### Exercise prompt
From the listing that follows, output everything exactly except the pictures.

▬▬▬▬▬▬▬▬▬▬

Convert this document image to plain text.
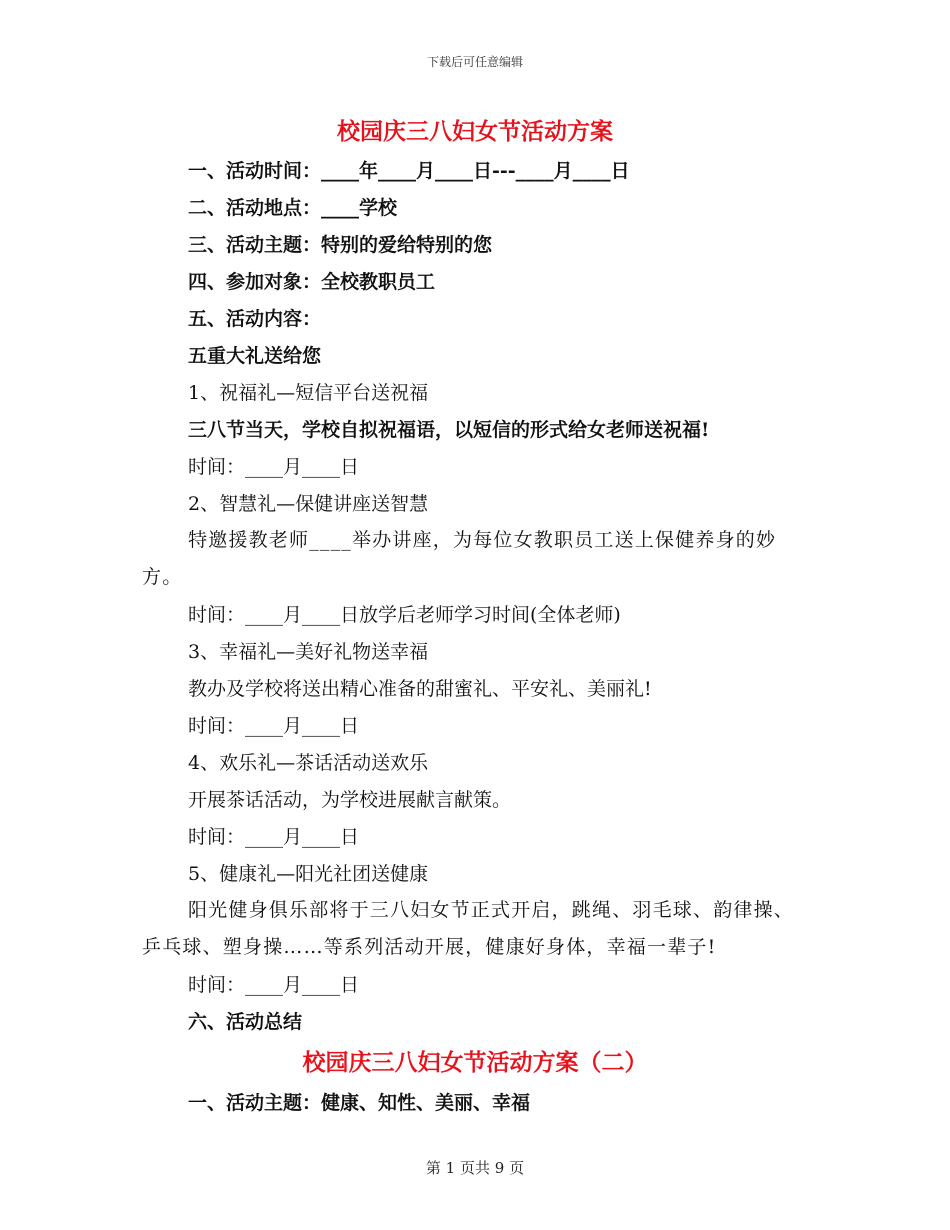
下载后可任意编辑
校园庆三八妇女节活动方案
一、活动时间：____年____月____日---____月____日
二、活动地点：____学校
三、活动主题：特别的爱给特别的您
四、参加对象：全校教职员工
五、活动内容：
五重大礼送给您
1、祝福礼—短信平台送祝福
三八节当天，学校自拟祝福语，以短信的形式给女老师送祝福!
时间：____月____日
2、智慧礼—保健讲座送智慧
特邀援教老师____举办讲座，为每位女教职员工送上保健养身的妙方。
时间：____月____日放学后老师学习时间(全体老师)
3、幸福礼—美好礼物送幸福
教办及学校将送出精心准备的甜蜜礼、平安礼、美丽礼!
时间：____月____日
4、欢乐礼—茶话活动送欢乐
开展茶话活动，为学校进展献言献策。
时间：____月____日
5、健康礼—阳光社团送健康
阳光健身俱乐部将于三八妇女节正式开启，跳绳、羽毛球、韵律操、乒乓球、塑身操……等系列活动开展，健康好身体，幸福一辈子!
时间：____月____日
六、活动总结
校园庆三八妇女节活动方案（二）
一、活动主题：健康、知性、美丽、幸福
第 1 页共 9 页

▬▬▬▬▬▬▬▬▬▬

### Task output
Convert this document image to plain text.
下载后可任意编辑
校园庆三八妇女节活动方案
一、活动时间：____年____月____日---____月____日
二、活动地点：____学校
三、活动主题：特别的爱给特别的您
四、参加对象：全校教职员工
五、活动内容：
五重大礼送给您
1、祝福礼—短信平台送祝福
三八节当天，学校自拟祝福语，以短信的形式给女老师送祝福!
时间：____月____日
2、智慧礼—保健讲座送智慧
特邀援教老师____举办讲座，为每位女教职员工送上保健养身的妙方。
时间：____月____日放学后老师学习时间(全体老师)
3、幸福礼—美好礼物送幸福
教办及学校将送出精心准备的甜蜜礼、平安礼、美丽礼!
时间：____月____日
4、欢乐礼—茶话活动送欢乐
开展茶话活动，为学校进展献言献策。
时间：____月____日
5、健康礼—阳光社团送健康
阳光健身俱乐部将于三八妇女节正式开启，跳绳、羽毛球、韵律操、乒乓球、塑身操……等系列活动开展，健康好身体，幸福一辈子!
时间：____月____日
六、活动总结
校园庆三八妇女节活动方案（二）
一、活动主题：健康、知性、美丽、幸福
第 1 页共 9 页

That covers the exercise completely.